◆ **PROBLEM**
The records below are to be copied word for word, with every picture left out.

◆ **SUPPLIED MATERIAL**
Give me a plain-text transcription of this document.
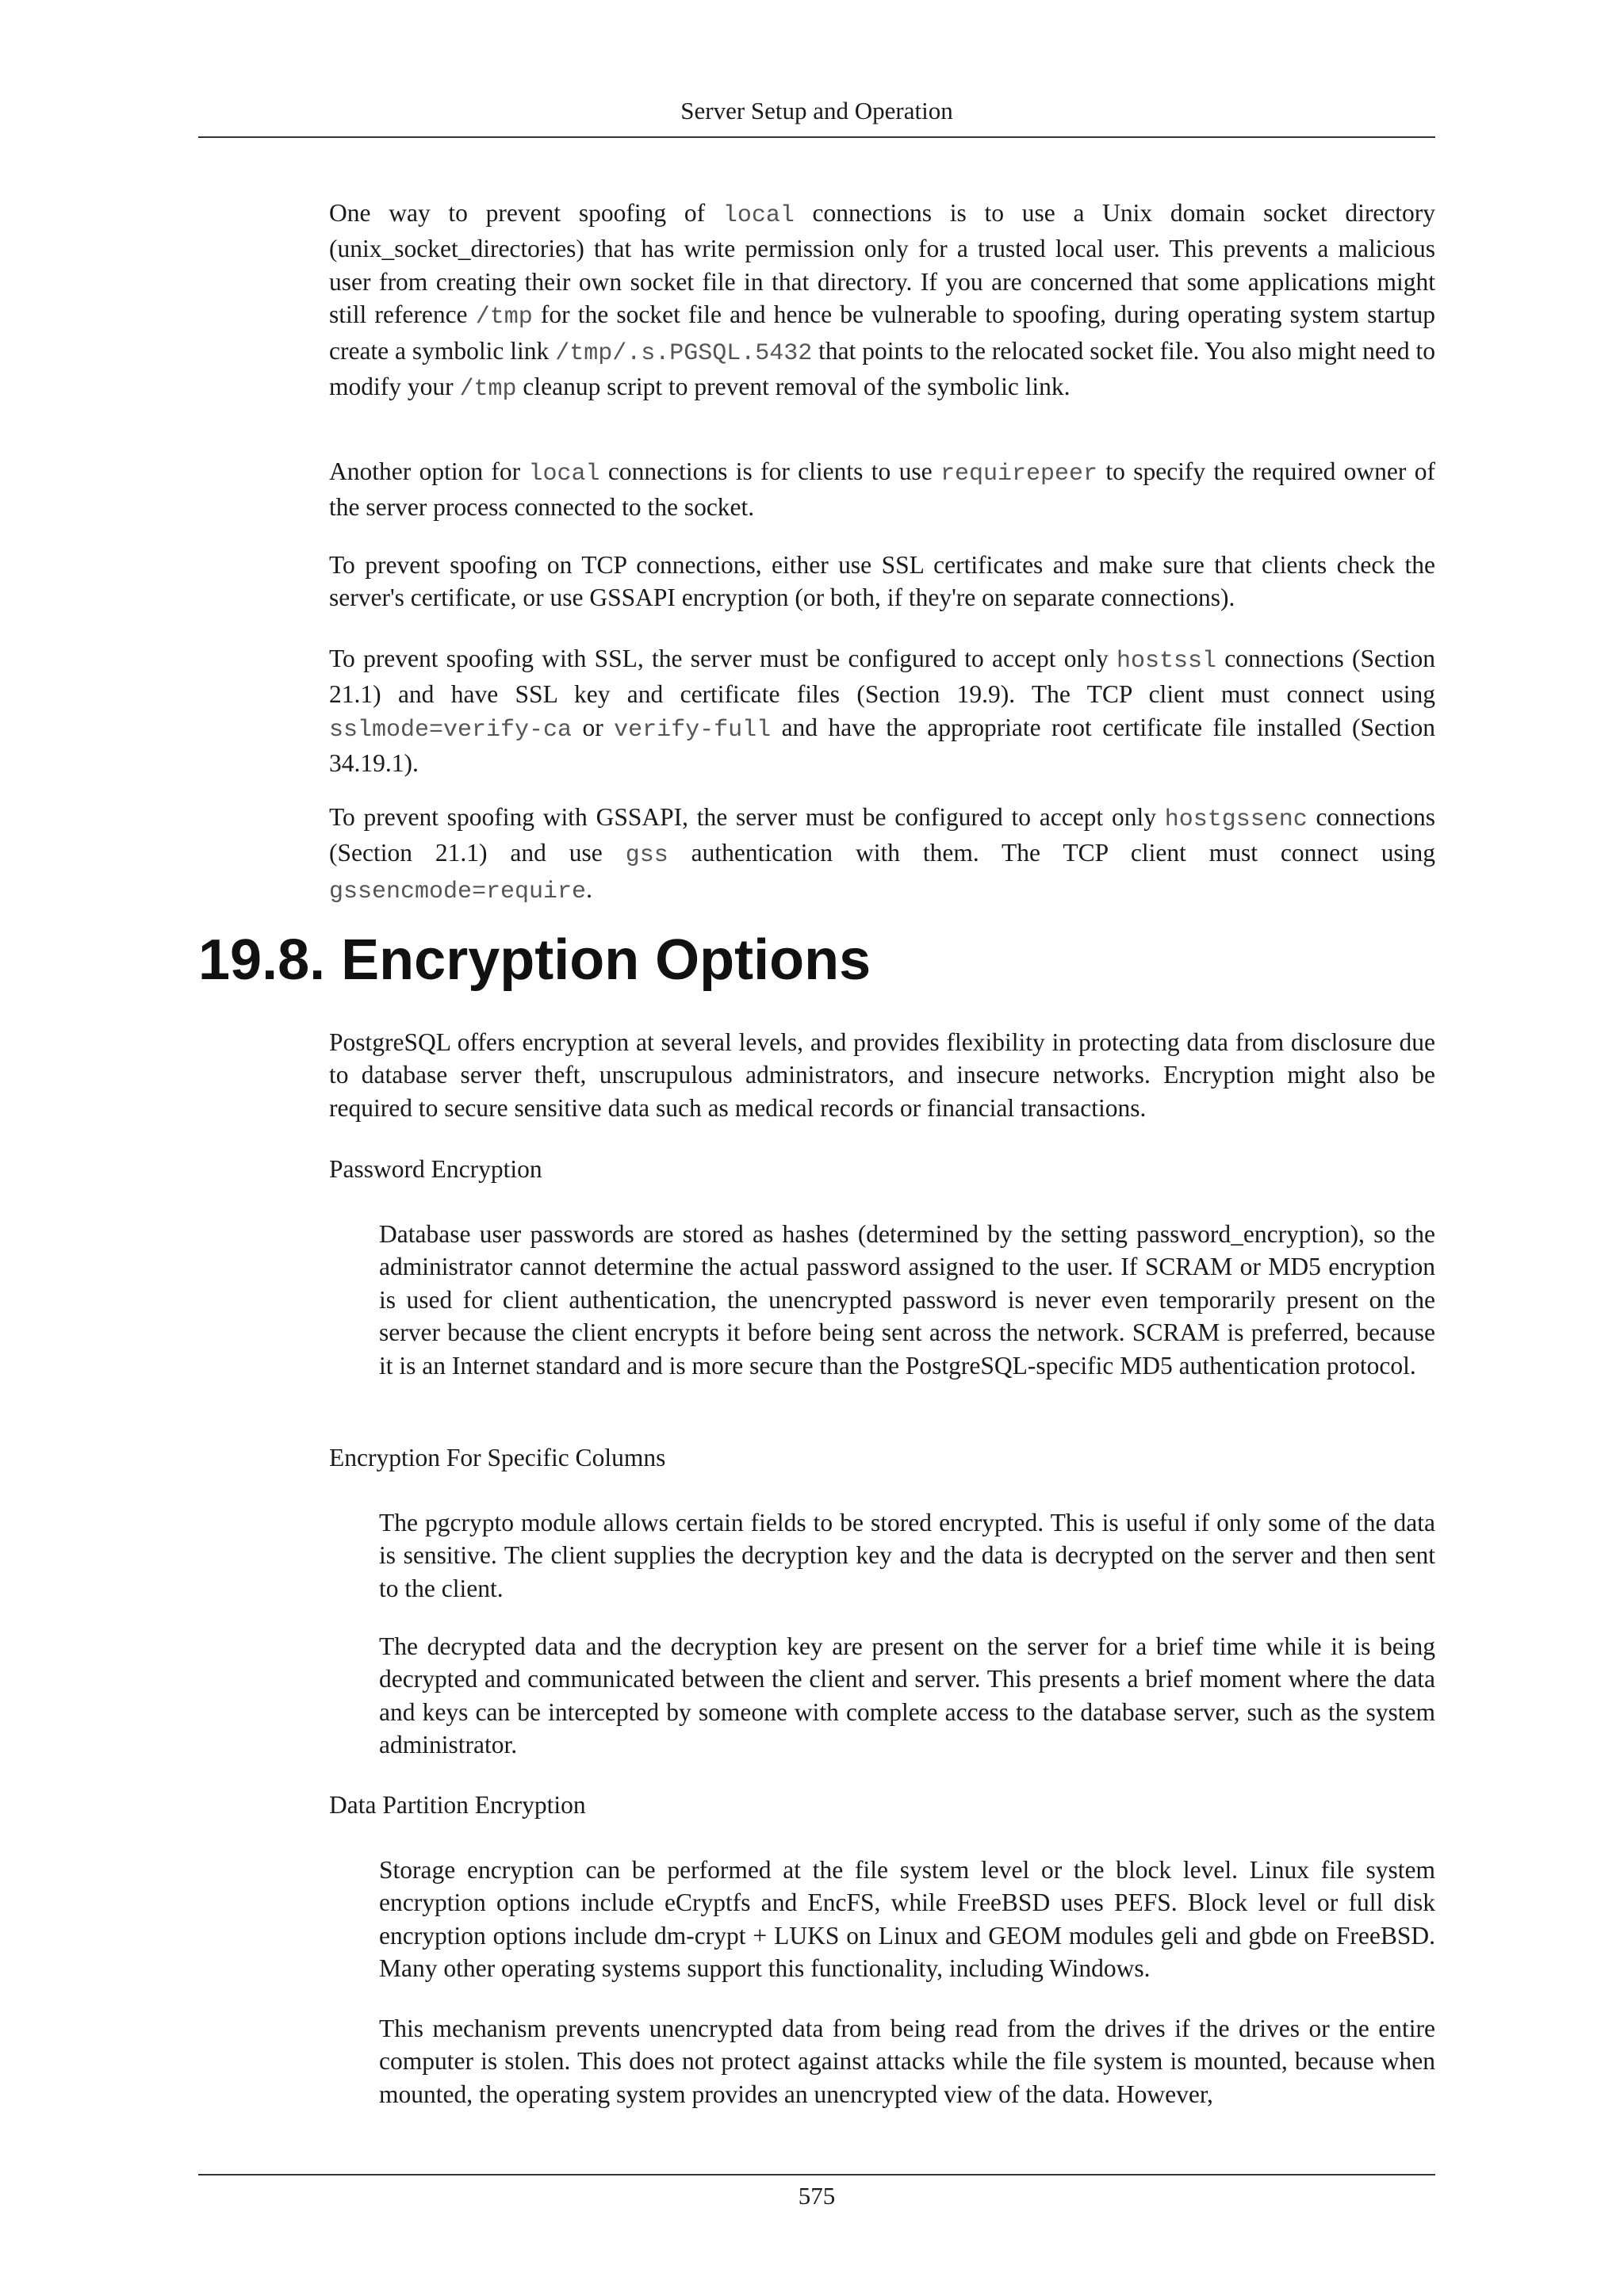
Server Setup and Operation

One way to prevent spoofing of local connections is to use a Unix domain socket directory (unix_socket_directories) that has write permission only for a trusted local user. This prevents a malicious user from creating their own socket file in that directory. If you are concerned that some applications might still reference /tmp for the socket file and hence be vulnerable to spoofing, during operating system startup create a symbolic link /tmp/.s.PGSQL.5432 that points to the relocated socket file. You also might need to modify your /tmp cleanup script to prevent removal of the symbolic link.

Another option for local connections is for clients to use requirepeer to specify the required owner of the server process connected to the socket.

To prevent spoofing on TCP connections, either use SSL certificates and make sure that clients check the server's certificate, or use GSSAPI encryption (or both, if they're on separate connections).

To prevent spoofing with SSL, the server must be configured to accept only hostssl connections (Section 21.1) and have SSL key and certificate files (Section 19.9). The TCP client must connect using sslmode=verify-ca or verify-full and have the appropriate root certificate file installed (Section 34.19.1).

To prevent spoofing with GSSAPI, the server must be configured to accept only hostgssenc connections (Section 21.1) and use gss authentication with them. The TCP client must connect using gssencmode=require.

19.8. Encryption Options

PostgreSQL offers encryption at several levels, and provides flexibility in protecting data from disclosure due to database server theft, unscrupulous administrators, and insecure networks. Encryption might also be required to secure sensitive data such as medical records or financial transactions.

Password Encryption

Database user passwords are stored as hashes (determined by the setting password_encryption), so the administrator cannot determine the actual password assigned to the user. If SCRAM or MD5 encryption is used for client authentication, the unencrypted password is never even temporarily present on the server because the client encrypts it before being sent across the network. SCRAM is preferred, because it is an Internet standard and is more secure than the PostgreSQL-specific MD5 authentication protocol.

Encryption For Specific Columns

The pgcrypto module allows certain fields to be stored encrypted. This is useful if only some of the data is sensitive. The client supplies the decryption key and the data is decrypted on the server and then sent to the client.

The decrypted data and the decryption key are present on the server for a brief time while it is being decrypted and communicated between the client and server. This presents a brief moment where the data and keys can be intercepted by someone with complete access to the database server, such as the system administrator.

Data Partition Encryption

Storage encryption can be performed at the file system level or the block level. Linux file system encryption options include eCryptfs and EncFS, while FreeBSD uses PEFS. Block level or full disk encryption options include dm-crypt + LUKS on Linux and GEOM modules geli and gbde on FreeBSD. Many other operating systems support this functionality, including Windows.

This mechanism prevents unencrypted data from being read from the drives if the drives or the entire computer is stolen. This does not protect against attacks while the file system is mounted, because when mounted, the operating system provides an unencrypted view of the data. However,

575
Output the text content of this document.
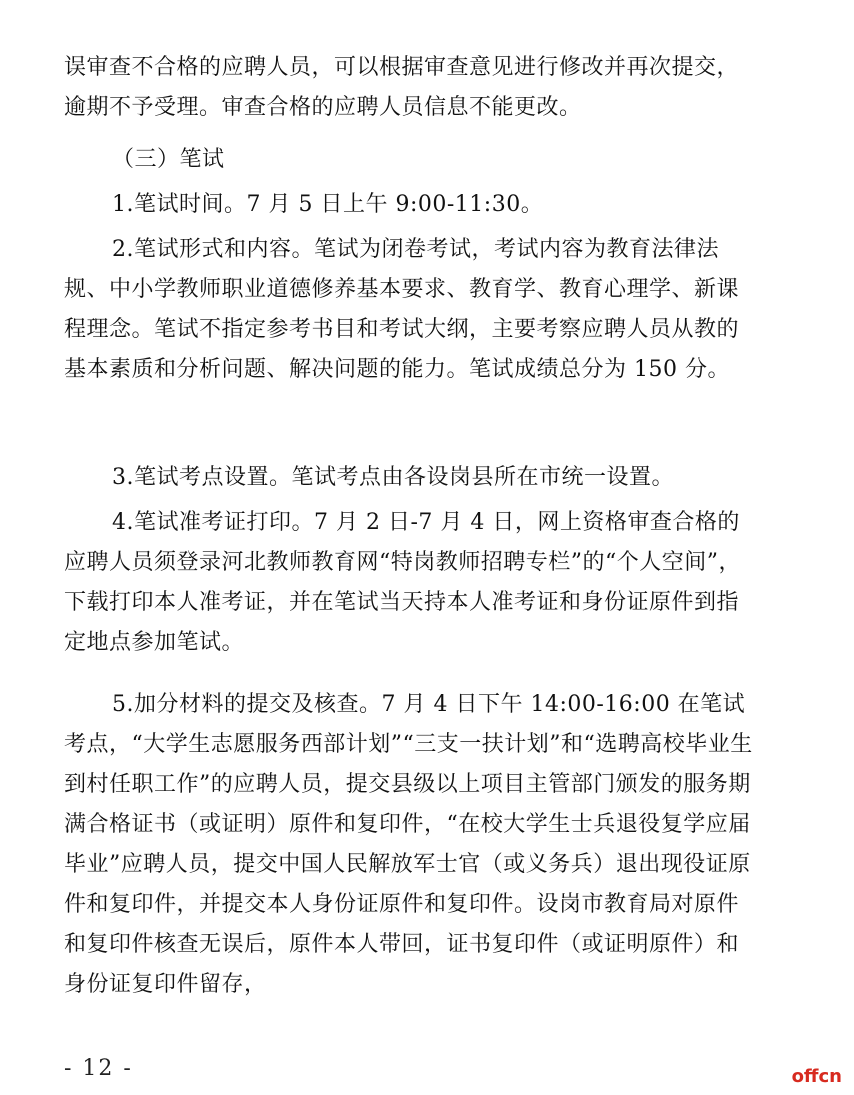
误审查不合格的应聘人员，可以根据审查意见进行修改并再次提交，逾期不予受理。审查合格的应聘人员信息不能更改。
（三）笔试
1.笔试时间。7 月 5 日上午 9:00-11:30。
2.笔试形式和内容。笔试为闭卷考试，考试内容为教育法律法规、中小学教师职业道德修养基本要求、教育学、教育心理学、新课程理念。笔试不指定参考书目和考试大纲，主要考察应聘人员从教的基本素质和分析问题、解决问题的能力。笔试成绩总分为 150 分。
3.笔试考点设置。笔试考点由各设岗县所在市统一设置。
4.笔试准考证打印。7 月 2 日-7 月 4 日，网上资格审查合格的应聘人员须登录河北教师教育网“特岗教师招聘专栏”的“个人空间”，下载打印本人准考证，并在笔试当天持本人准考证和身份证原件到指定地点参加笔试。
5.加分材料的提交及核查。7 月 4 日下午 14:00-16:00 在笔试考点，“大学生志愿服务西部计划”“三支一扶计划”和“选聘高校毕业生到村任职工作”的应聘人员，提交县级以上项目主管部门颁发的服务期满合格证书（或证明）原件和复印件，“在校大学生士兵退役复学应届毕业”应聘人员，提交中国人民解放军士官（或义务兵）退出现役证原件和复印件，并提交本人身份证原件和复印件。设岗市教育局对原件和复印件核查无误后，原件本人带回，证书复印件（或证明原件）和身份证复印件留存，
- 12 -	offcn
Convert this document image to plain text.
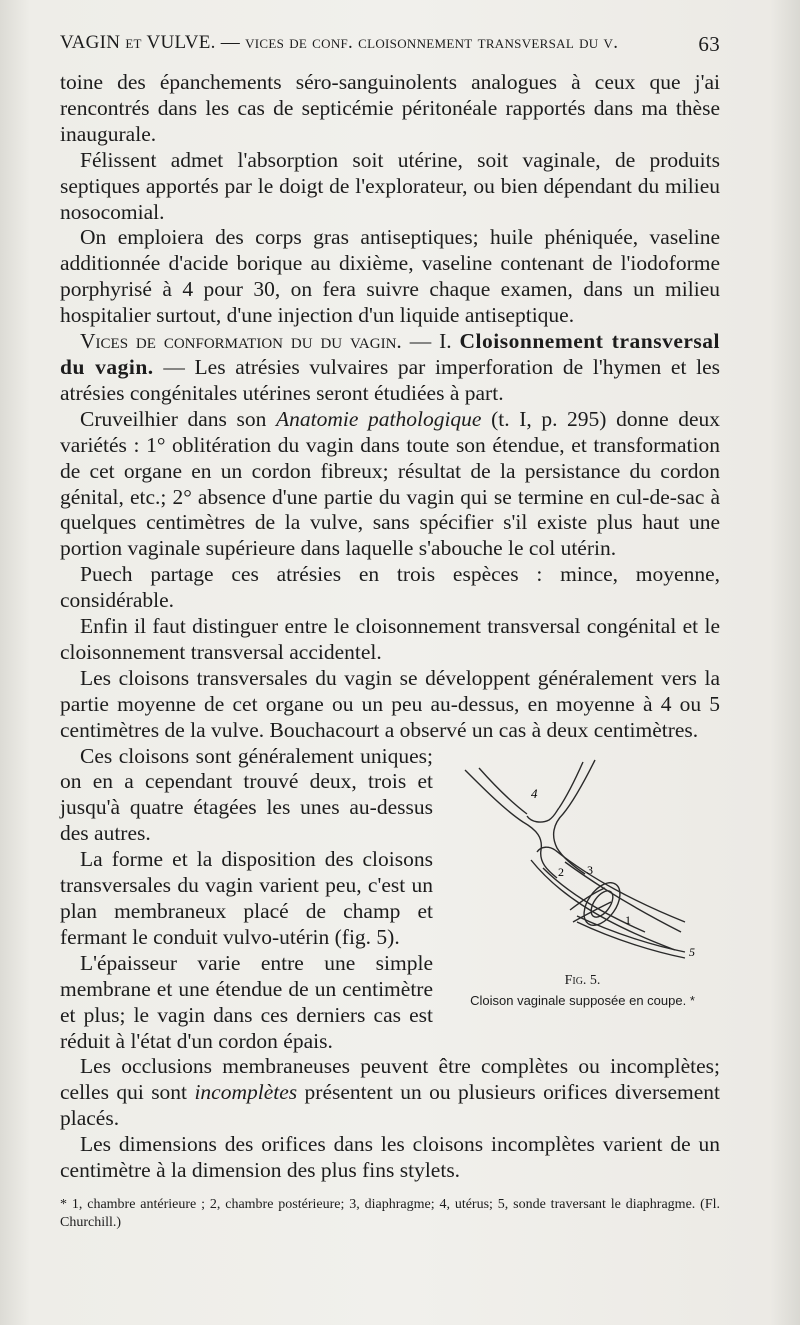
VAGIN et VULVE. — vices de conf. cloisonnement transversal du v.	63

toine des épanchements séro-sanguinolents analogues à ceux que j'ai rencontrés dans les cas de septicémie péritonéale rapportés dans ma thèse inaugurale.

Félissent admet l'absorption soit utérine, soit vaginale, de produits septiques apportés par le doigt de l'explorateur, ou bien dépendant du milieu nosocomial.

On emploiera des corps gras antiseptiques; huile phéniquée, vaseline additionnée d'acide borique au dixième, vaseline contenant de l'iodoforme porphyrisé à 4 pour 30, on fera suivre chaque examen, dans un milieu hospitalier surtout, d'une injection d'un liquide antiseptique.

Vices de conformation du du vagin. — I. Cloisonnement transversal du vagin. — Les atrésies vulvaires par imperforation de l'hymen et les atrésies congénitales utérines seront étudiées à part.

Cruveilhier dans son Anatomie pathologique (t. I, p. 295) donne deux variétés : 1° oblitération du vagin dans toute son étendue, et transformation de cet organe en un cordon fibreux; résultat de la persistance du cordon génital, etc.; 2° absence d'une partie du vagin qui se termine en cul-de-sac à quelques centimètres de la vulve, sans spécifier s'il existe plus haut une portion vaginale supérieure dans laquelle s'abouche le col utérin.

Puech partage ces atrésies en trois espèces : mince, moyenne, considérable.

Enfin il faut distinguer entre le cloisonnement transversal congénital et le cloisonnement transversal accidentel.

Les cloisons transversales du vagin se développent généralement vers la partie moyenne de cet organe ou un peu au-dessus, en moyenne à 4 ou 5 centimètres de la vulve. Bouchacourt a observé un cas à deux centimètres.

4
2 3
1
5
Fig. 5.
Cloison vaginale supposée en coupe. *

Ces cloisons sont généralement uniques; on en a cependant trouvé deux, trois et jusqu'à quatre étagées les unes au-dessus des autres.

La forme et la disposition des cloisons transversales du vagin varient peu, c'est un plan membraneux placé de champ et fermant le conduit vulvo-utérin (fig. 5).

L'épaisseur varie entre une simple membrane et une étendue de un centimètre et plus; le vagin dans ces derniers cas est réduit à l'état d'un cordon épais.

Les occlusions membraneuses peuvent être complètes ou incomplètes; celles qui sont incomplètes présentent un ou plusieurs orifices diversement placés.

Les dimensions des orifices dans les cloisons incomplètes varient de un centimètre à la dimension des plus fins stylets.

* 1, chambre antérieure ; 2, chambre postérieure; 3, diaphragme; 4, utérus; 5, sonde traversant le diaphragme. (Fl. Churchill.)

◆ **SOLUTION TO THIS TASK**
Give me a plain-text transcription of this document.
Server Setup and Operation

One way to prevent spoofing of local connections is to use a Unix domain socket directory (unix_socket_directories) that has write permission only for a trusted local user. This prevents a malicious user from creating their own socket file in that directory. If you are concerned that some applications might still reference /tmp for the socket file and hence be vulnerable to spoofing, during operating system startup create a symbolic link /tmp/.s.PGSQL.5432 that points to the relocated socket file. You also might need to modify your /tmp cleanup script to prevent removal of the symbolic link.

Another option for local connections is for clients to use requirepeer to specify the required owner of the server process connected to the socket.

To prevent spoofing on TCP connections, either use SSL certificates and make sure that clients check the server's certificate, or use GSSAPI encryption (or both, if they're on separate connections).

To prevent spoofing with SSL, the server must be configured to accept only hostssl connections (Section 21.1) and have SSL key and certificate files (Section 19.9). The TCP client must connect using sslmode=verify-ca or verify-full and have the appropriate root certificate file installed (Section 34.19.1).

To prevent spoofing with GSSAPI, the server must be configured to accept only hostgssenc connections (Section 21.1) and use gss authentication with them. The TCP client must connect using gssencmode=require.

19.8. Encryption Options

PostgreSQL offers encryption at several levels, and provides flexibility in protecting data from disclosure due to database server theft, unscrupulous administrators, and insecure networks. Encryption might also be required to secure sensitive data such as medical records or financial transactions.

Password Encryption

Database user passwords are stored as hashes (determined by the setting password_encryption), so the administrator cannot determine the actual password assigned to the user. If SCRAM or MD5 encryption is used for client authentication, the unencrypted password is never even temporarily present on the server because the client encrypts it before being sent across the network. SCRAM is preferred, because it is an Internet standard and is more secure than the PostgreSQL-specific MD5 authentication protocol.

Encryption For Specific Columns

The pgcrypto module allows certain fields to be stored encrypted. This is useful if only some of the data is sensitive. The client supplies the decryption key and the data is decrypted on the server and then sent to the client.

The decrypted data and the decryption key are present on the server for a brief time while it is being decrypted and communicated between the client and server. This presents a brief moment where the data and keys can be intercepted by someone with complete access to the database server, such as the system administrator.

Data Partition Encryption

Storage encryption can be performed at the file system level or the block level. Linux file system encryption options include eCryptfs and EncFS, while FreeBSD uses PEFS. Block level or full disk encryption options include dm-crypt + LUKS on Linux and GEOM modules geli and gbde on FreeBSD. Many other operating systems support this functionality, including Windows.

This mechanism prevents unencrypted data from being read from the drives if the drives or the entire computer is stolen. This does not protect against attacks while the file system is mounted, because when mounted, the operating system provides an unencrypted view of the data. However,

575
Output the text content of this document.
误审查不合格的应聘人员，可以根据审查意见进行修改并再次提交，逾期不予受理。审查合格的应聘人员信息不能更改。
（三）笔试
1.笔试时间。7 月 5 日上午 9:00-11:30。
2.笔试形式和内容。笔试为闭卷考试，考试内容为教育法律法规、中小学教师职业道德修养基本要求、教育学、教育心理学、新课程理念。笔试不指定参考书目和考试大纲，主要考察应聘人员从教的基本素质和分析问题、解决问题的能力。笔试成绩总分为 150 分。
3.笔试考点设置。笔试考点由各设岗县所在市统一设置。
4.笔试准考证打印。7 月 2 日-7 月 4 日，网上资格审查合格的应聘人员须登录河北教师教育网“特岗教师招聘专栏”的“个人空间”，下载打印本人准考证，并在笔试当天持本人准考证和身份证原件到指定地点参加笔试。
5.加分材料的提交及核查。7 月 4 日下午 14:00-16:00 在笔试考点，“大学生志愿服务西部计划”“三支一扶计划”和“选聘高校毕业生到村任职工作”的应聘人员，提交县级以上项目主管部门颁发的服务期满合格证书（或证明）原件和复印件，“在校大学生士兵退役复学应届毕业”应聘人员，提交中国人民解放军士官（或义务兵）退出现役证原件和复印件，并提交本人身份证原件和复印件。设岗市教育局对原件和复印件核查无误后，原件本人带回，证书复印件（或证明原件）和身份证复印件留存，
- 12 -	offcn
Convert this document image to plain text.
VAGIN et VULVE. — vices de conf. cloisonnement transversal du v.	63

toine des épanchements séro-sanguinolents analogues à ceux que j'ai rencontrés dans les cas de septicémie péritonéale rapportés dans ma thèse inaugurale.

Félissent admet l'absorption soit utérine, soit vaginale, de produits septiques apportés par le doigt de l'explorateur, ou bien dépendant du milieu nosocomial.

On emploiera des corps gras antiseptiques; huile phéniquée, vaseline additionnée d'acide borique au dixième, vaseline contenant de l'iodoforme porphyrisé à 4 pour 30, on fera suivre chaque examen, dans un milieu hospitalier surtout, d'une injection d'un liquide antiseptique.

Vices de conformation du du vagin. — I. Cloisonnement transversal du vagin. — Les atrésies vulvaires par imperforation de l'hymen et les atrésies congénitales utérines seront étudiées à part.

Cruveilhier dans son Anatomie pathologique (t. I, p. 295) donne deux variétés : 1° oblitération du vagin dans toute son étendue, et transformation de cet organe en un cordon fibreux; résultat de la persistance du cordon génital, etc.; 2° absence d'une partie du vagin qui se termine en cul-de-sac à quelques centimètres de la vulve, sans spécifier s'il existe plus haut une portion vaginale supérieure dans laquelle s'abouche le col utérin.

Puech partage ces atrésies en trois espèces : mince, moyenne, considérable.

Enfin il faut distinguer entre le cloisonnement transversal congénital et le cloisonnement transversal accidentel.

Les cloisons transversales du vagin se développent généralement vers la partie moyenne de cet organe ou un peu au-dessus, en moyenne à 4 ou 5 centimètres de la vulve. Bouchacourt a observé un cas à deux centimètres.

4
2 3
1
5
Fig. 5.
Cloison vaginale supposée en coupe. *

Ces cloisons sont généralement uniques; on en a cependant trouvé deux, trois et jusqu'à quatre étagées les unes au-dessus des autres.

La forme et la disposition des cloisons transversales du vagin varient peu, c'est un plan membraneux placé de champ et fermant le conduit vulvo-utérin (fig. 5).

L'épaisseur varie entre une simple membrane et une étendue de un centimètre et plus; le vagin dans ces derniers cas est réduit à l'état d'un cordon épais.

Les occlusions membraneuses peuvent être complètes ou incomplètes; celles qui sont incomplètes présentent un ou plusieurs orifices diversement placés.

Les dimensions des orifices dans les cloisons incomplètes varient de un centimètre à la dimension des plus fins stylets.

* 1, chambre antérieure ; 2, chambre postérieure; 3, diaphragme; 4, utérus; 5, sonde traversant le diaphragme. (Fl. Churchill.)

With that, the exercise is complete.